(JOB)
Quote each record exactly, please, leaving none out.

══ INPUT FOR THIS TASK ══

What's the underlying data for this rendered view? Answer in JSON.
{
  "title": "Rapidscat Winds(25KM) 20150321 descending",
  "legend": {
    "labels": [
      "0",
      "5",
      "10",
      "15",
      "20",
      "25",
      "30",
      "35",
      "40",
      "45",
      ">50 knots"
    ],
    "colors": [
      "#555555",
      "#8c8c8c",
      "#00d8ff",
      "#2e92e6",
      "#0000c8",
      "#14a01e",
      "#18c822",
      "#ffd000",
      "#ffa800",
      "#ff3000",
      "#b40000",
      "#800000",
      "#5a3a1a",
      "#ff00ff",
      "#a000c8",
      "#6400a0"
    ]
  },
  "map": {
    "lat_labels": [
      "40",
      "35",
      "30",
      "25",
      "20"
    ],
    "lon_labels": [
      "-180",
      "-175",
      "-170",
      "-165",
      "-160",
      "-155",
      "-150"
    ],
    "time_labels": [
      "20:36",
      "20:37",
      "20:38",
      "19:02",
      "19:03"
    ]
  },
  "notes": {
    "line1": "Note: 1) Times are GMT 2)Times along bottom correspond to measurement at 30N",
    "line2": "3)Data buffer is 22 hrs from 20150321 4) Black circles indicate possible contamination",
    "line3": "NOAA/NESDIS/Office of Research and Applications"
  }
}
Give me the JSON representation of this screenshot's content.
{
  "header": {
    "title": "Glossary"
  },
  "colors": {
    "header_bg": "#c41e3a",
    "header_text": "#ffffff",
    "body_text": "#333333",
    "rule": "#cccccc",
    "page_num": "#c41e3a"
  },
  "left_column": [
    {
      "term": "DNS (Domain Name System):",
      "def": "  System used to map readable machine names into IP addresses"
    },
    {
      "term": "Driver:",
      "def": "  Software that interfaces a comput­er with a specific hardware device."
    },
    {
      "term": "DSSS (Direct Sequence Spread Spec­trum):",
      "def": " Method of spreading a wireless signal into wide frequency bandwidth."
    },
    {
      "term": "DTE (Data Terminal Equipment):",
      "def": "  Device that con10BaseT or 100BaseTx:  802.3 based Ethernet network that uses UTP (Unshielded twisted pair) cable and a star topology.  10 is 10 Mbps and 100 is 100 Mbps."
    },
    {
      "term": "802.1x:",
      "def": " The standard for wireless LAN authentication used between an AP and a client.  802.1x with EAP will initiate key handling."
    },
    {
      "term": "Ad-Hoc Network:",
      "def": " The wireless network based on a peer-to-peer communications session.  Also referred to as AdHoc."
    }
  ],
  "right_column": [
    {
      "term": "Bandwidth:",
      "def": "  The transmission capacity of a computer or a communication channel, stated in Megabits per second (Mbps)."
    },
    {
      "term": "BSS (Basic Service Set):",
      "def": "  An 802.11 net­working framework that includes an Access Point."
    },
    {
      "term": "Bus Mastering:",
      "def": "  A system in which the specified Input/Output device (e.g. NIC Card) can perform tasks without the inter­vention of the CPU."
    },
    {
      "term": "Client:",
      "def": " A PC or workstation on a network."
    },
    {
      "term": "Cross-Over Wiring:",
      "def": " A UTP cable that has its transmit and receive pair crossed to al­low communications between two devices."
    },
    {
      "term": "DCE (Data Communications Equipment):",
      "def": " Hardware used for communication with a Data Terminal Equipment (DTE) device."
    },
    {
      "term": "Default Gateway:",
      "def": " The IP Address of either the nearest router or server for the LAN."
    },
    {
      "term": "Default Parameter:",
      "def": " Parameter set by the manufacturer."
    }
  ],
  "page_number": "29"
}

═══

(RESPONSE TO THIS TASK)
What's the underlying data for this rendered view? Answer in JSON.
{
  "title": "Rapidscat Winds(25KM) 20150321 descending",
  "legend": {
    "labels": [
      "0",
      "5",
      "10",
      "15",
      "20",
      "25",
      "30",
      "35",
      "40",
      "45",
      ">50 knots"
    ],
    "colors": [
      "#555555",
      "#8c8c8c",
      "#00d8ff",
      "#2e92e6",
      "#0000c8",
      "#14a01e",
      "#18c822",
      "#ffd000",
      "#ffa800",
      "#ff3000",
      "#b40000",
      "#800000",
      "#5a3a1a",
      "#ff00ff",
      "#a000c8",
      "#6400a0"
    ]
  },
  "map": {
    "lat_labels": [
      "40",
      "35",
      "30",
      "25",
      "20"
    ],
    "lon_labels": [
      "-180",
      "-175",
      "-170",
      "-165",
      "-160",
      "-155",
      "-150"
    ],
    "time_labels": [
      "20:36",
      "20:37",
      "20:38",
      "19:02",
      "19:03"
    ]
  },
  "notes": {
    "line1": "Note: 1) Times are GMT 2)Times along bottom correspond to measurement at 30N",
    "line2": "3)Data buffer is 22 hrs from 20150321 4) Black circles indicate possible contamination",
    "line3": "NOAA/NESDIS/Office of Research and Applications"
  }
}
Give me the JSON representation of this screenshot's content.
{
  "header": {
    "title": "Glossary"
  },
  "colors": {
    "header_bg": "#c41e3a",
    "header_text": "#ffffff",
    "body_text": "#333333",
    "rule": "#cccccc",
    "page_num": "#c41e3a"
  },
  "left_column": [
    {
      "term": "DNS (Domain Name System):",
      "def": "  System used to map readable machine names into IP addresses"
    },
    {
      "term": "Driver:",
      "def": "  Software that interfaces a comput­er with a specific hardware device."
    },
    {
      "term": "DSSS (Direct Sequence Spread Spec­trum):",
      "def": " Method of spreading a wireless signal into wide frequency bandwidth."
    },
    {
      "term": "DTE (Data Terminal Equipment):",
      "def": "  Device that con10BaseT or 100BaseTx:  802.3 based Ethernet network that uses UTP (Unshielded twisted pair) cable and a star topology.  10 is 10 Mbps and 100 is 100 Mbps."
    },
    {
      "term": "802.1x:",
      "def": " The standard for wireless LAN authentication used between an AP and a client.  802.1x with EAP will initiate key handling."
    },
    {
      "term": "Ad-Hoc Network:",
      "def": " The wireless network based on a peer-to-peer communications session.  Also referred to as AdHoc."
    }
  ],
  "right_column": [
    {
      "term": "Bandwidth:",
      "def": "  The transmission capacity of a computer or a communication channel, stated in Megabits per second (Mbps)."
    },
    {
      "term": "BSS (Basic Service Set):",
      "def": "  An 802.11 net­working framework that includes an Access Point."
    },
    {
      "term": "Bus Mastering:",
      "def": "  A system in which the specified Input/Output device (e.g. NIC Card) can perform tasks without the inter­vention of the CPU."
    },
    {
      "term": "Client:",
      "def": " A PC or workstation on a network."
    },
    {
      "term": "Cross-Over Wiring:",
      "def": " A UTP cable that has its transmit and receive pair crossed to al­low communications between two devices."
    },
    {
      "term": "DCE (Data Communications Equipment):",
      "def": " Hardware used for communication with a Data Terminal Equipment (DTE) device."
    },
    {
      "term": "Default Gateway:",
      "def": " The IP Address of either the nearest router or server for the LAN."
    },
    {
      "term": "Default Parameter:",
      "def": " Parameter set by the manufacturer."
    }
  ],
  "page_number": "29"
}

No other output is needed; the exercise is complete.